■ Task details: Set out every line bearing the string "label".

■ Dataset entries:

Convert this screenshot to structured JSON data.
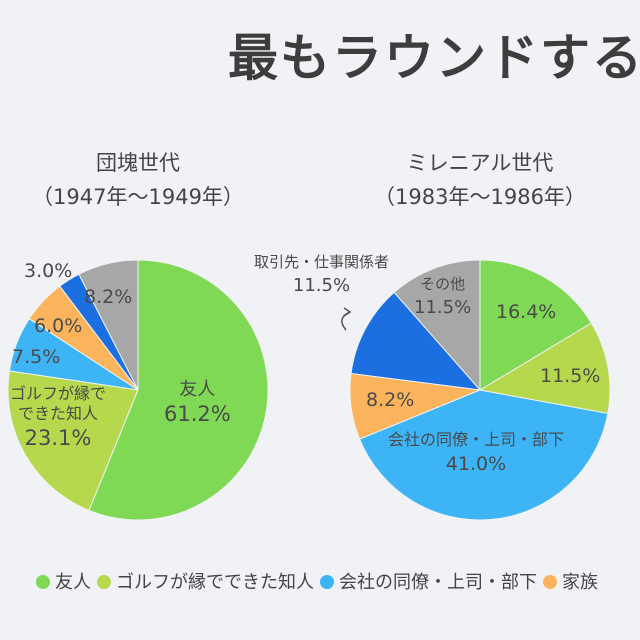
{
  "title": "最もラウンドする",
  "colors": {
    "友人": "#7fd955",
    "ゴルフが縁でできた知人": "#b6d84c",
    "会社の同僚・上司・部下": "#3db4f6",
    "家族": "#fbb45c",
    "取引先・仕事関係者": "#1b6fe0",
    "その他": "#a7a7a7"
  },
  "chart_data": [
    {
      "type": "pie",
      "title": "団塊世代",
      "subtitle": "（1947年〜1949年）",
      "slices": [
        {
          "category": "友人",
          "value": 61.2,
          "label": "61.2%"
        },
        {
          "category": "ゴルフが縁でできた知人",
          "value": 23.1,
          "label": "23.1%"
        },
        {
          "category": "会社の同僚・上司・部下",
          "value": 7.5,
          "label": "7.5%"
        },
        {
          "category": "家族",
          "value": 6.0,
          "label": "6.0%"
        },
        {
          "category": "取引先・仕事関係者",
          "value": 3.0,
          "label": "3.0%"
        },
        {
          "category": "その他",
          "value": 8.2,
          "label": "8.2%"
        }
      ],
      "inside_names": {
        "friend": "友人",
        "golf": "ゴルフが縁で\nできた知人"
      }
    },
    {
      "type": "pie",
      "title": "ミレニアル世代",
      "subtitle": "（1983年〜1986年）",
      "slices": [
        {
          "category": "友人",
          "value": 16.4,
          "label": "16.4%"
        },
        {
          "category": "ゴルフが縁でできた知人",
          "value": 11.5,
          "label": "11.5%"
        },
        {
          "category": "会社の同僚・上司・部下",
          "value": 41.0,
          "label": "41.0%"
        },
        {
          "category": "家族",
          "value": 8.2,
          "label": "8.2%"
        },
        {
          "category": "取引先・仕事関係者",
          "value": 11.5,
          "label": "11.5%"
        },
        {
          "category": "その他",
          "value": 11.5,
          "label": "11.5%"
        }
      ],
      "inside_names": {
        "company": "会社の同僚・上司・部下",
        "client": "取引先・仕事関係者",
        "other": "その他"
      }
    }
  ],
  "legend": [
    "友人",
    "ゴルフが縁でできた知人",
    "会社の同僚・上司・部下",
    "家族"
  ]
}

■ Answer to this task:
          "label": "61.2%"
          "label": "23.1%"
          "label": "7.5%"
          "label": "6.0%"
          "label": "3.0%"
          "label": "8.2%"
          "label": "16.4%"
          "label": "11.5%"
          "label": "41.0%"
          "label": "8.2%"
          "label": "11.5%"
          "label": "11.5%"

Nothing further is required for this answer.